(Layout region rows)
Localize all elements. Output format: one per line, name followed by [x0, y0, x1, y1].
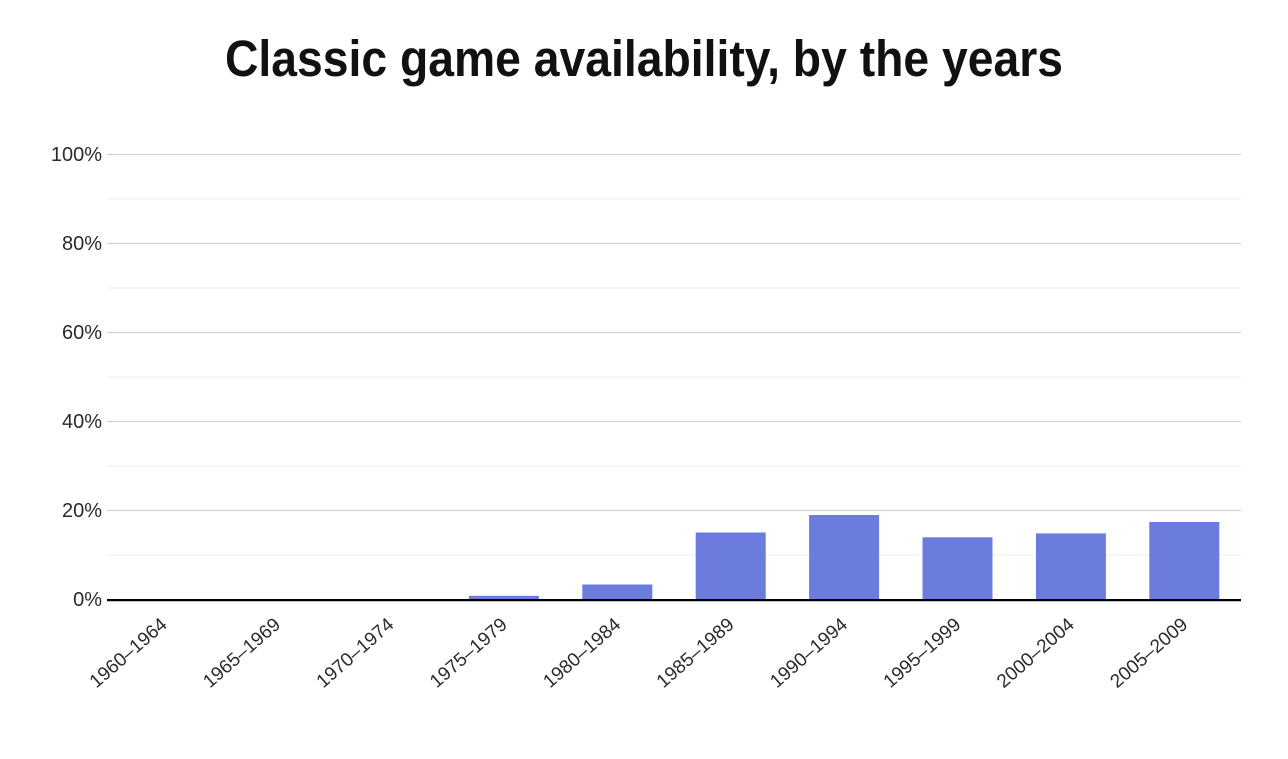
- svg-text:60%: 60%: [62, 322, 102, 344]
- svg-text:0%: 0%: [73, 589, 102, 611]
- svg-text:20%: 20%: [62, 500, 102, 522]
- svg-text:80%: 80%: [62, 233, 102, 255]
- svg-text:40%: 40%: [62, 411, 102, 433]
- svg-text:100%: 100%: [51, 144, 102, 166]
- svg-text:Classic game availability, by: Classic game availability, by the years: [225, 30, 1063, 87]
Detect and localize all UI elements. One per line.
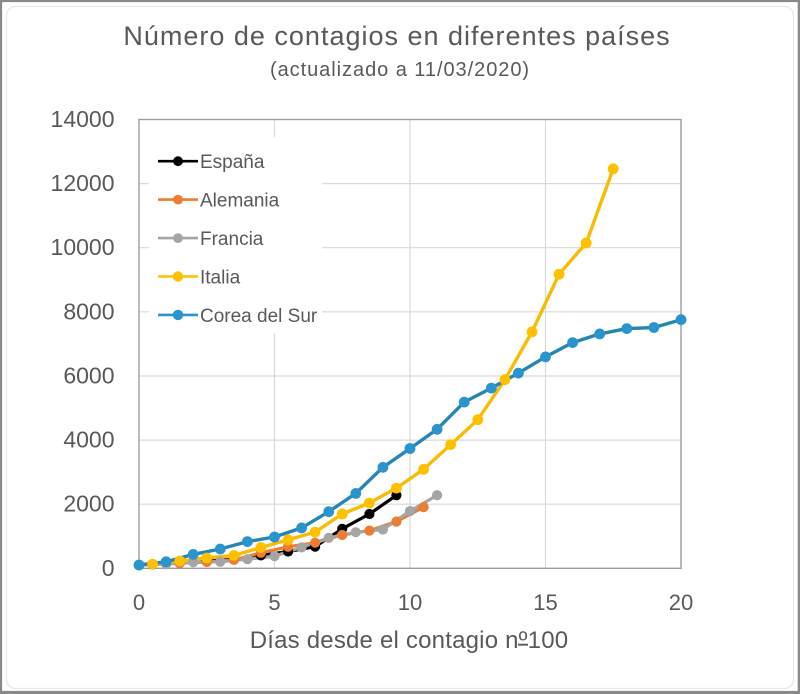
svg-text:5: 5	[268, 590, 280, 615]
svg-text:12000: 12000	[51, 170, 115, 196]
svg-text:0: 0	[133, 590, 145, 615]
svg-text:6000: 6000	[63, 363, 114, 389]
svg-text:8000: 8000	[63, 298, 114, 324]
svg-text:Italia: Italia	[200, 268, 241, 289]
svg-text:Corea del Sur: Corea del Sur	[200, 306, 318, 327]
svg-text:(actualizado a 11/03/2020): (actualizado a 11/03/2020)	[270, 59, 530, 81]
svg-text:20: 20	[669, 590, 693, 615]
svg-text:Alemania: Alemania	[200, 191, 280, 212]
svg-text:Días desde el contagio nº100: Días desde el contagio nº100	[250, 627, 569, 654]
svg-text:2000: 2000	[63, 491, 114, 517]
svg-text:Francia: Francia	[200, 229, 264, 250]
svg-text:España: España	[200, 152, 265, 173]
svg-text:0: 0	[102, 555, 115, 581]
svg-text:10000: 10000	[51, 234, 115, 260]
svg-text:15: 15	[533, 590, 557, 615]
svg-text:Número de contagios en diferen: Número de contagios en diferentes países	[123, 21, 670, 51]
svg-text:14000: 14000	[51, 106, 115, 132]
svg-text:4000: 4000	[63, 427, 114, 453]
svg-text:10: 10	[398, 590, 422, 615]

==

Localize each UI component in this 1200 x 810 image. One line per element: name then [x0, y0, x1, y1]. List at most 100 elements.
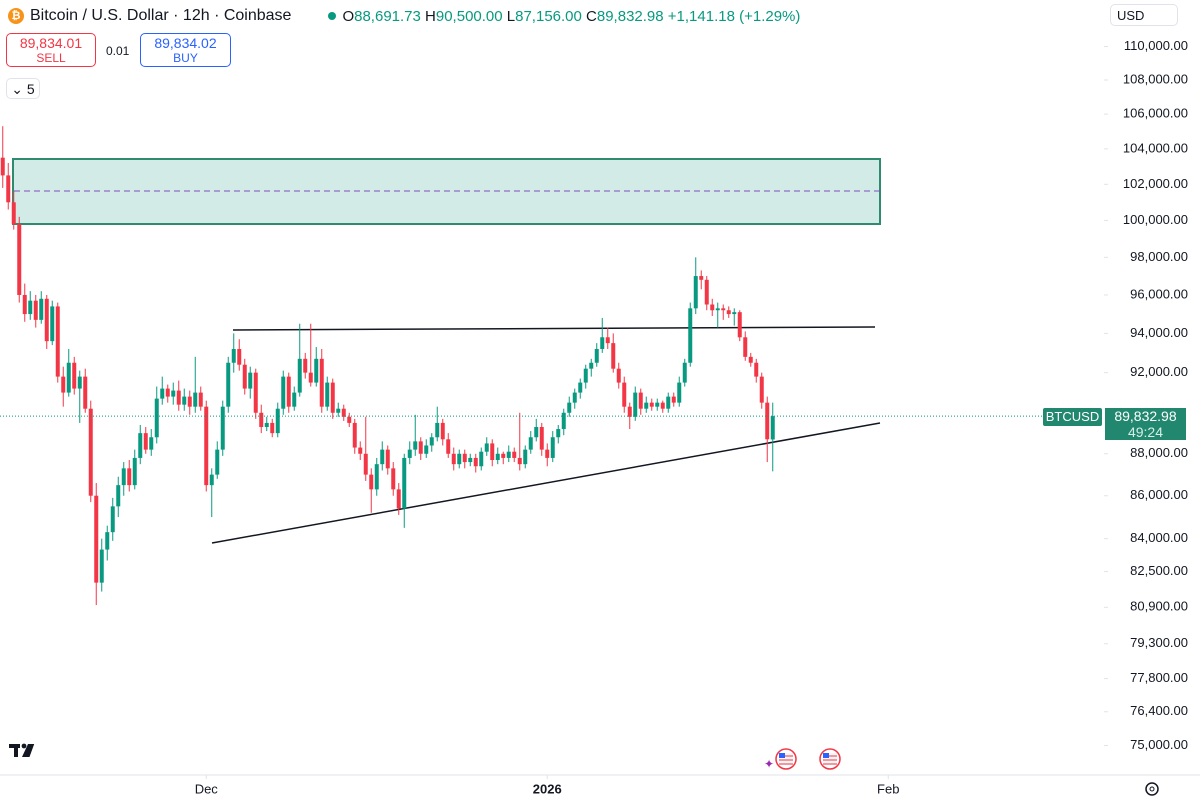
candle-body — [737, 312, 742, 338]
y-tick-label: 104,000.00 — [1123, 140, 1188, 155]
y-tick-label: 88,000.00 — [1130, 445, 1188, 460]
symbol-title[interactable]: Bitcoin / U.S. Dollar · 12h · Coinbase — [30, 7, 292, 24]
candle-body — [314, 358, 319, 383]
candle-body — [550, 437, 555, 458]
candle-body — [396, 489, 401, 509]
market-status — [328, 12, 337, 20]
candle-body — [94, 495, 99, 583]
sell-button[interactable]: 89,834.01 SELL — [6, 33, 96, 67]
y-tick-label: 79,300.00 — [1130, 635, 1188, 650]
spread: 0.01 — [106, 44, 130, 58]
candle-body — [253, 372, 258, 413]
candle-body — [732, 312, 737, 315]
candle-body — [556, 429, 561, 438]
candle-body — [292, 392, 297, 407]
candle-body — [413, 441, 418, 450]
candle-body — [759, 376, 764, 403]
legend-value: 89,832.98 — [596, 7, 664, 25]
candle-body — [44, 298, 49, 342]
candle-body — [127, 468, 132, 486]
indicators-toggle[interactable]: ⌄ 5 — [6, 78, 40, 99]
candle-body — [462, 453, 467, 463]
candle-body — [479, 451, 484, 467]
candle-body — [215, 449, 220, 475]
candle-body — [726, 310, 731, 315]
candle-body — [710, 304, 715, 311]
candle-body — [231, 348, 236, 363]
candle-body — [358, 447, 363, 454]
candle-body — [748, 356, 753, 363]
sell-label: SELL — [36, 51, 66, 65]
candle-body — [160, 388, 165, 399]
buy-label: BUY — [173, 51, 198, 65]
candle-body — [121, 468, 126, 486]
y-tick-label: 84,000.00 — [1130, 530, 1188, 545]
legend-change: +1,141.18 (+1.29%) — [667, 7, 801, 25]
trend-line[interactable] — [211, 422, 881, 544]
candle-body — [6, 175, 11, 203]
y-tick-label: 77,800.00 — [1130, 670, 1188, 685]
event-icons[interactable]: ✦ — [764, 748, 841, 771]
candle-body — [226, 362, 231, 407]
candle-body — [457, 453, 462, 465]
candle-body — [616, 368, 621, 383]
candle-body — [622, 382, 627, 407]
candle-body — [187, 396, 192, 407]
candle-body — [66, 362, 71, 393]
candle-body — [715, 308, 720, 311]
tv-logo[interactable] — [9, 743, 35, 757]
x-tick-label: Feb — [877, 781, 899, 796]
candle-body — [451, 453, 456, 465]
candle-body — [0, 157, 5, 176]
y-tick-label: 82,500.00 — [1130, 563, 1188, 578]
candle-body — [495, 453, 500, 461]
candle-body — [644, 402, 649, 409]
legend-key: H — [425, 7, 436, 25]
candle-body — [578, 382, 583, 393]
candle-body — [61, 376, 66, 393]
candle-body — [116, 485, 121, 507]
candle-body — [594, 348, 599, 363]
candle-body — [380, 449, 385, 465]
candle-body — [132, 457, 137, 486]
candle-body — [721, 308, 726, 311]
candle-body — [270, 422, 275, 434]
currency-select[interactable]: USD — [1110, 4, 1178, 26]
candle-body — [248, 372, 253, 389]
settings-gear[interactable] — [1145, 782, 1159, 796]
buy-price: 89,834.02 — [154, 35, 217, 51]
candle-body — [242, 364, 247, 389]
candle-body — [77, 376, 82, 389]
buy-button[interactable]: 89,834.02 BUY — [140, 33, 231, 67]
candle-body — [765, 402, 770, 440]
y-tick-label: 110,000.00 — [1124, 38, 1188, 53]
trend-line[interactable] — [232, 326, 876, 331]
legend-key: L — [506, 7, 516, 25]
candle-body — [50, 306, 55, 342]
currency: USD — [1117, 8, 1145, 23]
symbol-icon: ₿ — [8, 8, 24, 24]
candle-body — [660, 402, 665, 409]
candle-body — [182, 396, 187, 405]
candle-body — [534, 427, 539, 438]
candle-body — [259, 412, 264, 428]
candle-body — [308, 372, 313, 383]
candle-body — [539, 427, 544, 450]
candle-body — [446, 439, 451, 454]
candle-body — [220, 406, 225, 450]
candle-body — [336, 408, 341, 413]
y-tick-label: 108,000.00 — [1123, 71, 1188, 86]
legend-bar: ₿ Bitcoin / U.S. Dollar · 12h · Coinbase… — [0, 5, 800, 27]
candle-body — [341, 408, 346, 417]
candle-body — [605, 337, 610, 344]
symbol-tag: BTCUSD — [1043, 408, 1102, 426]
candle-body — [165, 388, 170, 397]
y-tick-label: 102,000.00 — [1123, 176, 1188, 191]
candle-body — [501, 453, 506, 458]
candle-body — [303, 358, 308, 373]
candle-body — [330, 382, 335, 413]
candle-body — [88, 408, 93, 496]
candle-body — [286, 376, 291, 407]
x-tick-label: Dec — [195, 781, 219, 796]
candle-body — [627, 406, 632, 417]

> [Description of the task]
Extract everything from the line containing "Localize all elements." down to the line containing "Detect and localize", both included, and copy those lines exactly, leaving out the picture.

> [Task output]
Localize all elements. Output format: one per line, name followed by [x0, y0, x1, y1].
- svg-text:60%: 60%: [62, 322, 102, 344]
- svg-text:0%: 0%: [73, 589, 102, 611]
- svg-text:20%: 20%: [62, 500, 102, 522]
- svg-text:80%: 80%: [62, 233, 102, 255]
- svg-text:40%: 40%: [62, 411, 102, 433]
- svg-text:100%: 100%: [51, 144, 102, 166]
- svg-text:Classic game availability, by: Classic game availability, by the years: [225, 30, 1063, 87]
Detect and localize all UI elements. One per line.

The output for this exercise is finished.